[Dataset entries]
--- START ---

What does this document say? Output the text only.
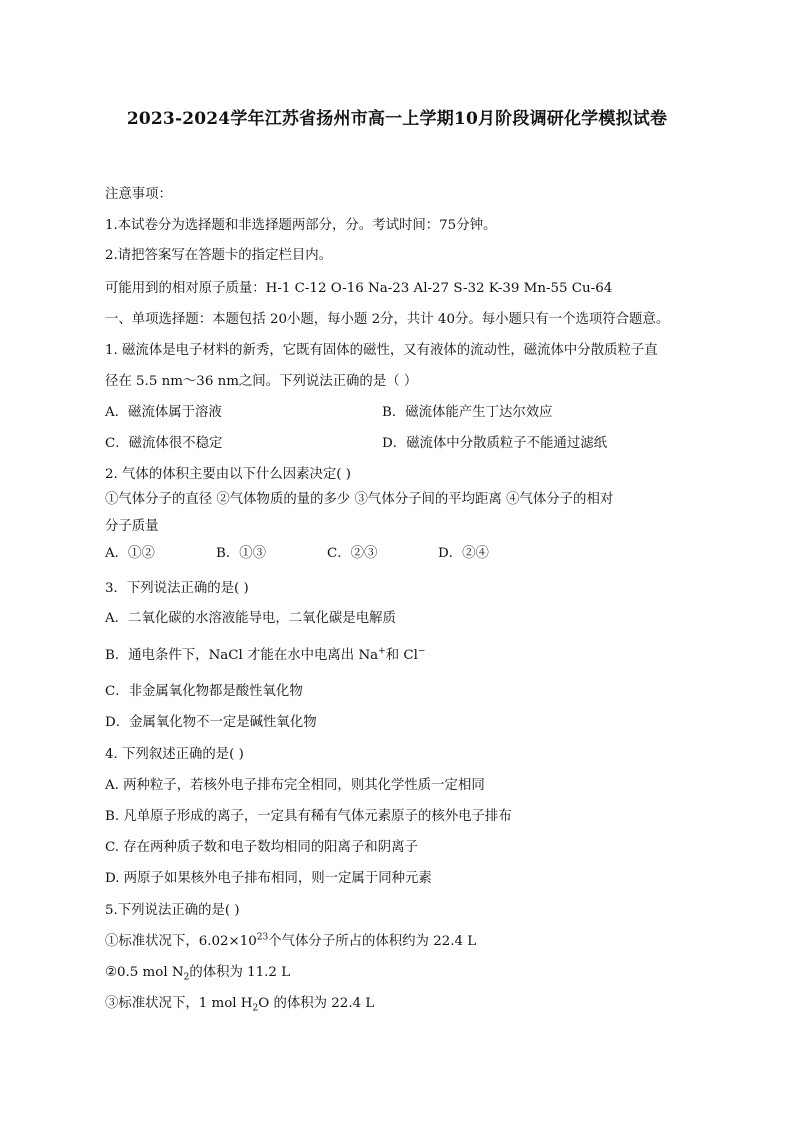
2023-2024学年江苏省扬州市高一上学期10月阶段调研化学模拟试卷
注意事项：
1.本试卷分为选择题和非选择题两部分，分。考试时间：75分钟。
2.请把答案写在答题卡的指定栏目内。
可能用到的相对原子质量：H-1 C-12 O-16 Na-23 Al-27 S-32 K-39 Mn-55 Cu-64
一、单项选择题：本题包括 20小题，每小题 2分，共计 40分。每小题只有一个选项符合题意。
1. 磁流体是电子材料的新秀，它既有固体的磁性，又有液体的流动性，磁流体中分散质粒子直
径在 5.5 nm～36 nm之间。下列说法正确的是（ ）
A．磁流体属于溶液	B．磁流体能产生丁达尔效应
C．磁流体很不稳定	D．磁流体中分散质粒子不能通过滤纸
2. 气体的体积主要由以下什么因素决定( )
①气体分子的直径 ②气体物质的量的多少 ③气体分子间的平均距离 ④气体分子的相对
分子质量
A．①②	B．①③	C．②③	D．②④
3．下列说法正确的是( )
A．二氧化碳的水溶液能导电，二氧化碳是电解质
B．通电条件下，NaCl 才能在水中电离出 Na+和 Cl−
C．非金属氧化物都是酸性氧化物
D．金属氧化物不一定是碱性氧化物
4. 下列叙述正确的是( )
A. 两种粒子，若核外电子排布完全相同，则其化学性质一定相同
B. 凡单原子形成的离子，一定具有稀有气体元素原子的核外电子排布
C. 存在两种质子数和电子数均相同的阳离子和阴离子
D. 两原子如果核外电子排布相同，则一定属于同种元素
5.下列说法正确的是( )
①标准状况下，$6.02\times 10^{23}$个气体分子所占的体积约为 22.4 L
②0.5 mol $N_2$的体积为 11.2 L
③标准状况下，1 mol $H_2O$ 的体积为 22.4 L
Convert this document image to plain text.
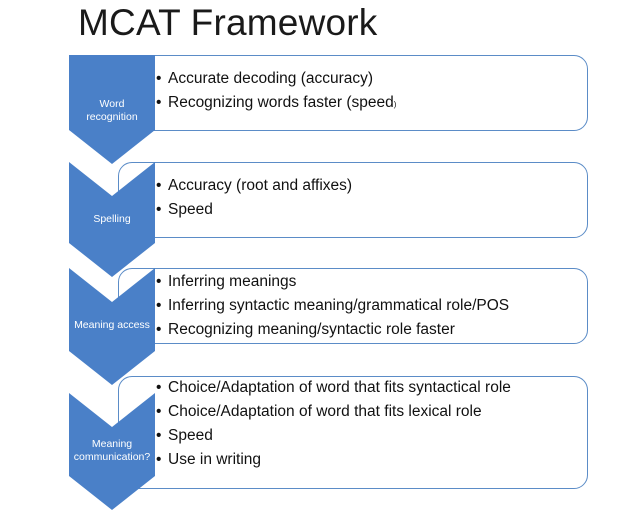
MCAT Framework
Word recognition
Spelling
Meaning access
Meaning communication?
• Accurate decoding (accuracy)
• Recognizing words faster (speed)
• Accuracy (root and affixes)
• Speed
• Inferring meanings
• Inferring syntactic meaning/grammatical role/POS
• Recognizing meaning/syntactic role faster
• Choice/Adaptation of word that fits syntactical role
• Choice/Adaptation of word that fits lexical role
• Speed
• Use in writing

--- END ---

◆ Written request
Give back the entries verbatim. Do not include any picture.

◆ Output for this task
What does this document say? Output the text only.
2023-2024学年江苏省扬州市高一上学期10月阶段调研化学模拟试卷
注意事项：
1.本试卷分为选择题和非选择题两部分，分。考试时间：75分钟。
2.请把答案写在答题卡的指定栏目内。
可能用到的相对原子质量：H-1 C-12 O-16 Na-23 Al-27 S-32 K-39 Mn-55 Cu-64
一、单项选择题：本题包括 20小题，每小题 2分，共计 40分。每小题只有一个选项符合题意。
1. 磁流体是电子材料的新秀，它既有固体的磁性，又有液体的流动性，磁流体中分散质粒子直
径在 5.5 nm～36 nm之间。下列说法正确的是（ ）
A．磁流体属于溶液	B．磁流体能产生丁达尔效应
C．磁流体很不稳定	D．磁流体中分散质粒子不能通过滤纸
2. 气体的体积主要由以下什么因素决定( )
①气体分子的直径 ②气体物质的量的多少 ③气体分子间的平均距离 ④气体分子的相对
分子质量
A．①②	B．①③	C．②③	D．②④
3．下列说法正确的是( )
A．二氧化碳的水溶液能导电，二氧化碳是电解质
B．通电条件下，NaCl 才能在水中电离出 Na+和 Cl−
C．非金属氧化物都是酸性氧化物
D．金属氧化物不一定是碱性氧化物
4. 下列叙述正确的是( )
A. 两种粒子，若核外电子排布完全相同，则其化学性质一定相同
B. 凡单原子形成的离子，一定具有稀有气体元素原子的核外电子排布
C. 存在两种质子数和电子数均相同的阳离子和阴离子
D. 两原子如果核外电子排布相同，则一定属于同种元素
5.下列说法正确的是( )
①标准状况下，$6.02\times 10^{23}$个气体分子所占的体积约为 22.4 L
②0.5 mol $N_2$的体积为 11.2 L
③标准状况下，1 mol $H_2O$ 的体积为 22.4 L
Convert this document image to plain text.
MCAT Framework
Word recognition
Spelling
Meaning access
Meaning communication?
• Accurate decoding (accuracy)
• Recognizing words faster (speed)
• Accuracy (root and affixes)
• Speed
• Inferring meanings
• Inferring syntactic meaning/grammatical role/POS
• Recognizing meaning/syntactic role faster
• Choice/Adaptation of word that fits syntactical role
• Choice/Adaptation of word that fits lexical role
• Speed
• Use in writing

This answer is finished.